___ INFORMATION PROVIDED ___
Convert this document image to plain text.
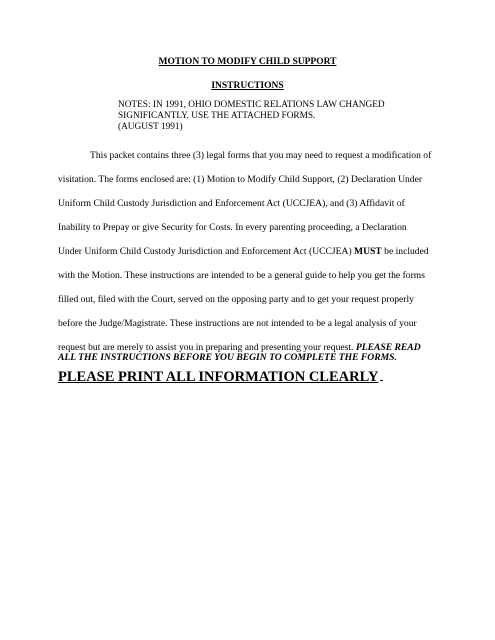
MOTION TO MODIFY CHILD SUPPORT
INSTRUCTIONS
NOTES: IN 1991, OHIO DOMESTIC RELATIONS LAW CHANGED
SIGNIFICANTLY. USE THE ATTACHED FORMS.
(AUGUST 1991)
This packet contains three (3) legal forms that you may need to request a modification of
visitation. The forms enclosed are: (1) Motion to Modify Child Support, (2) Declaration Under
Uniform Child Custody Jurisdiction and Enforcement Act (UCCJEA), and (3) Affidavit of
Inability to Prepay or give Security for Costs. In every parenting proceeding, a Declaration
Under Uniform Child Custody Jurisdiction and Enforcement Act (UCCJEA) MUST be included
with the Motion. These instructions are intended to be a general guide to help you get the forms
filled out, filed with the Court, served on the opposing party and to get your request properly
before the Judge/Magistrate. These instructions are not intended to be a legal analysis of your
request but are merely to assist you in preparing and presenting your request. PLEASE READ
ALL THE INSTRUCTIONS BEFORE YOU BEGIN TO COMPLETE THE FORMS.
PLEASE PRINT ALL INFORMATION CLEARLY
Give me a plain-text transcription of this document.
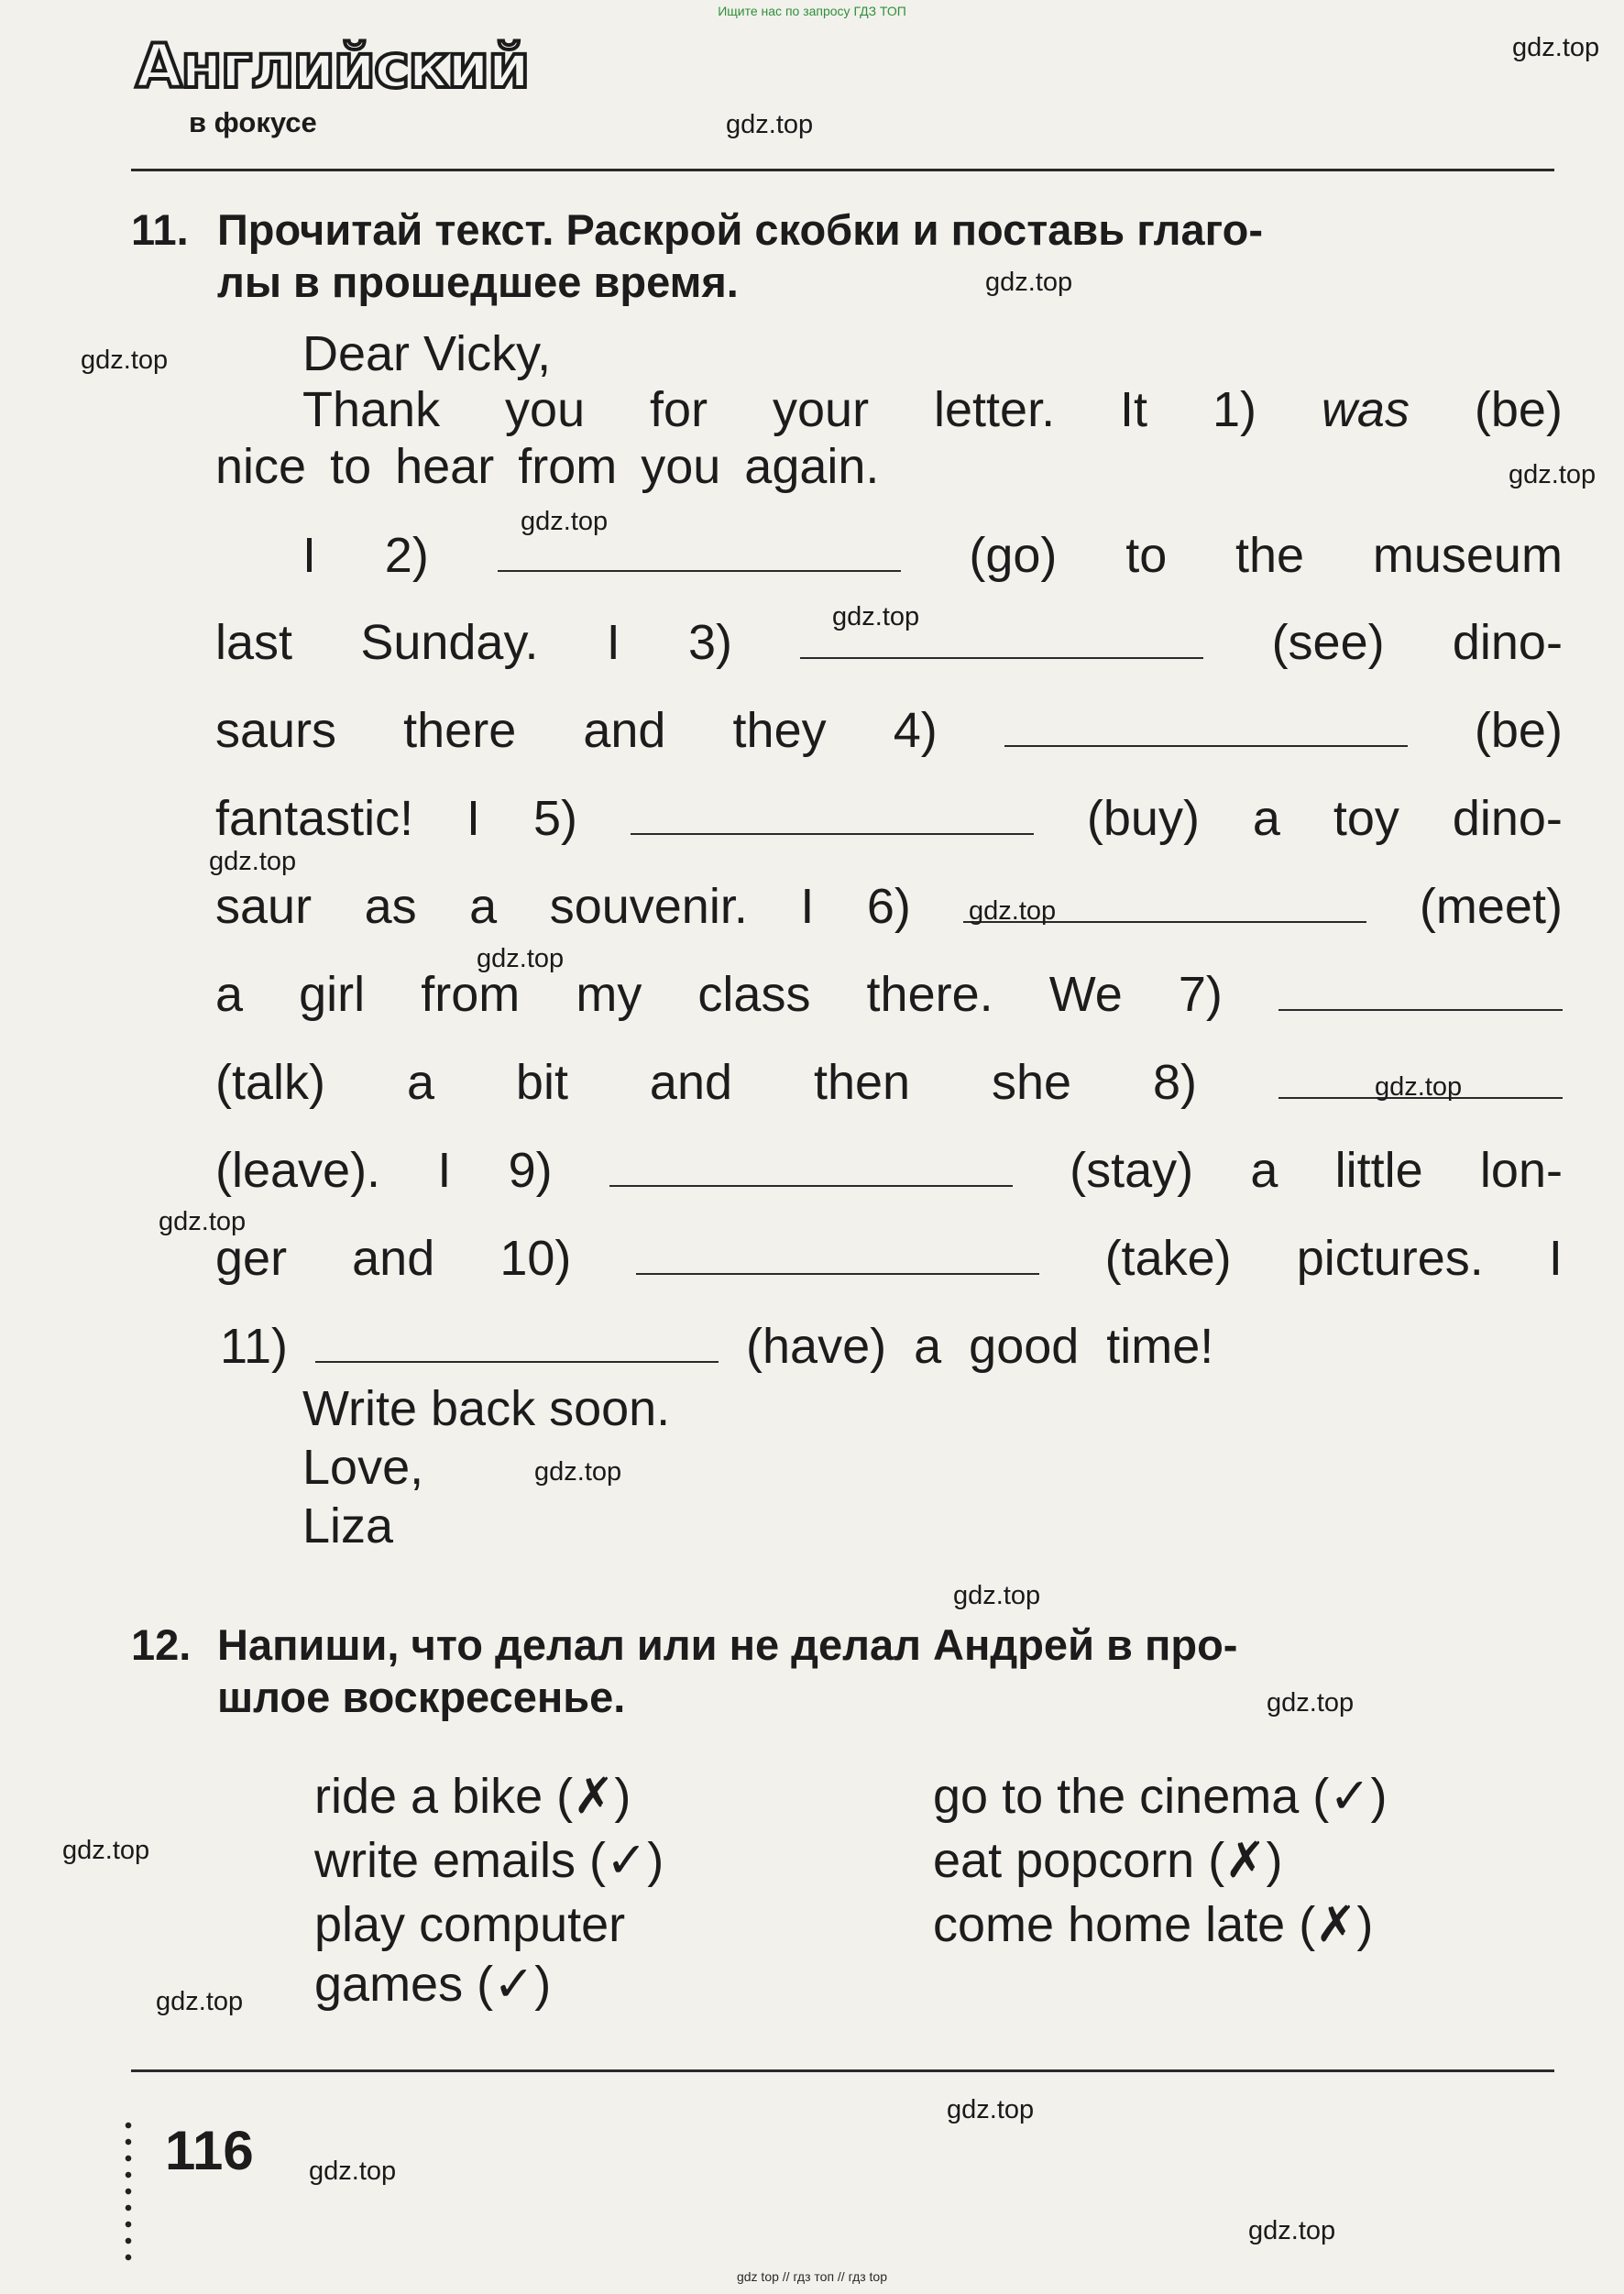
Ищите нас по запросу ГДЗ ТОП
Английский
в фокусе
11. Прочитай текст. Раскрой скобки и поставь глаго-
лы в прошедшее время.
Dear Vicky,
Thank you for your letter. It 1) was (be)
nice to hear from you again.
I 2)	(go) to the museum
last Sunday. I 3)	(see) dino-
saurs there and they 4)	(be)
fantastic! I 5)	(buy) a toy dino-
saur as a souvenir. I 6)	(meet)
a girl from my class there. We 7)
(talk) a bit and then she 8)
(leave). I 9)	(stay) a little lon-
ger and 10)	(take) pictures. I
11)	(have) a good time!
Write back soon.
Love,
Liza
12. Напиши, что делал или не делал Андрей в про-
шлое воскресенье.
ride a bike (✗)
write emails (✓)
play computer
games (✓)
go to the cinema (✓)
eat popcorn (✗)
come home late (✗)
116
gdz.top
gdz.top
gdz.top
gdz.top
gdz.top
gdz.top
gdz.top
gdz.top
gdz.top
gdz.top
gdz.top
gdz.top
gdz.top
gdz.top
gdz.top
gdz.top
gdz.top
gdz.top
gdz.top
gdz.top
gdz top // гдз топ // гдз top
___
→ **TASK REQUIREMENTS**:
Copy, from the material above, each line in which the string "dino" occurs.

→ **CORRECT RESPONSE**:
last Sunday. I 3)	(see) dino-
fantastic! I 5)	(buy) a toy dino-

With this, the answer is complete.